### Dataset rows

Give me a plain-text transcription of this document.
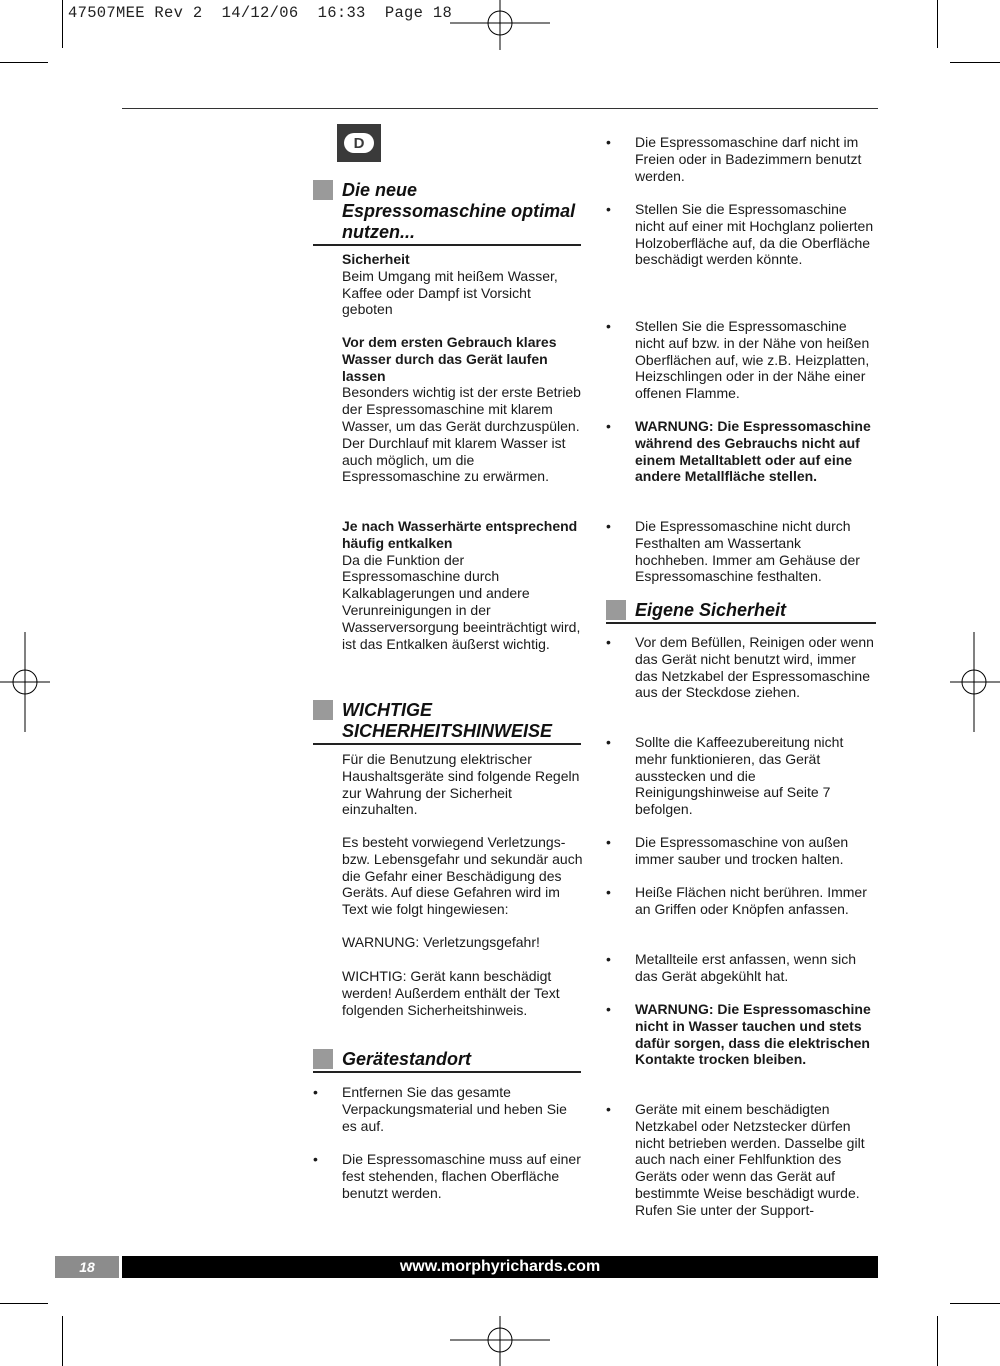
47507MEE Rev 2  14/12/06  16:33  Page 18
D
Die neue Espressomaschine optimal nutzen...
Sicherheit
Beim Umgang mit heißem Wasser, Kaffee oder Dampf ist Vorsicht geboten
Vor dem ersten Gebrauch klares Wasser durch das Gerät laufen lassen
Besonders wichtig ist der erste Betrieb der Espressomaschine mit klarem Wasser, um das Gerät durchzuspülen. Der Durchlauf mit klarem Wasser ist auch möglich, um die Espressomaschine zu erwärmen.
Je nach Wasserhärte entsprechend häufig entkalken
Da die Funktion der Espressomaschine durch Kalkablagerungen und andere Verunreinigungen in der Wasserversorgung beeinträchtigt wird, ist das Entkalken äußerst wichtig.
WICHTIGE SICHERHEITSHINWEISE
Für die Benutzung elektrischer Haushaltsgeräte sind folgende Regeln zur Wahrung der Sicherheit einzuhalten.
Es besteht vorwiegend Verletzungs- bzw. Lebensgefahr und sekundär auch die Gefahr einer Beschädigung des Geräts. Auf diese Gefahren wird im Text wie folgt hingewiesen:
WARNUNG: Verletzungsgefahr!
WICHTIG: Gerät kann beschädigt werden! Außerdem enthält der Text folgenden Sicherheitshinweis.
Gerätestandort
•	Entfernen Sie das gesamte Verpackungsmaterial und heben Sie es auf.
•	Die Espressomaschine muss auf einer fest stehenden, flachen Oberfläche benutzt werden.
•	Die Espressomaschine darf nicht im Freien oder in Badezimmern benutzt werden.
•	Stellen Sie die Espressomaschine nicht auf einer mit Hochglanz polierten Holzoberfläche auf, da die Oberfläche beschädigt werden könnte.
•	Stellen Sie die Espressomaschine nicht auf bzw. in der Nähe von heißen Oberflächen auf, wie z.B. Heizplatten, Heizschlingen oder in der Nähe einer offenen Flamme.
•	WARNUNG: Die Espressomaschine während des Gebrauchs nicht auf einem Metalltablett oder auf eine andere Metallfläche stellen.
•	Die Espressomaschine nicht durch Festhalten am Wassertank hochheben. Immer am Gehäuse der Espressomaschine festhalten.
Eigene Sicherheit
•	Vor dem Befüllen, Reinigen oder wenn das Gerät nicht benutzt wird, immer das Netzkabel der Espressomaschine aus der Steckdose ziehen.
•	Sollte die Kaffeezubereitung nicht mehr funktionieren, das Gerät ausstecken und die Reinigungshinweise auf Seite 7 befolgen.
•	Die Espressomaschine von außen immer sauber und trocken halten.
•	Heiße Flächen nicht berühren. Immer an Griffen oder Knöpfen anfassen.
•	Metallteile erst anfassen, wenn sich das Gerät abgekühlt hat.
•	WARNUNG: Die Espressomaschine nicht in Wasser tauchen und stets dafür sorgen, dass die elektrischen Kontakte trocken bleiben.
•	Geräte mit einem beschädigten Netzkabel oder Netzstecker dürfen nicht betrieben werden. Dasselbe gilt auch nach einer Fehlfunktion des Geräts oder wenn das Gerät auf bestimmte Weise beschädigt wurde. Rufen Sie unter der Support-
18	www.morphyrichards.com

### Written exercise
Show the lines of the records that include the string "einem".

### Right answer
•	WARNUNG: Die Espressomaschine während des Gebrauchs nicht auf einem Metalltablett oder auf eine andere Metallfläche stellen.
•	Geräte mit einem beschädigten Netzkabel oder Netzstecker dürfen nicht betrieben werden. Dasselbe gilt auch nach einer Fehlfunktion des Geräts oder wenn das Gerät auf bestimmte Weise beschädigt wurde. Rufen Sie unter der Support-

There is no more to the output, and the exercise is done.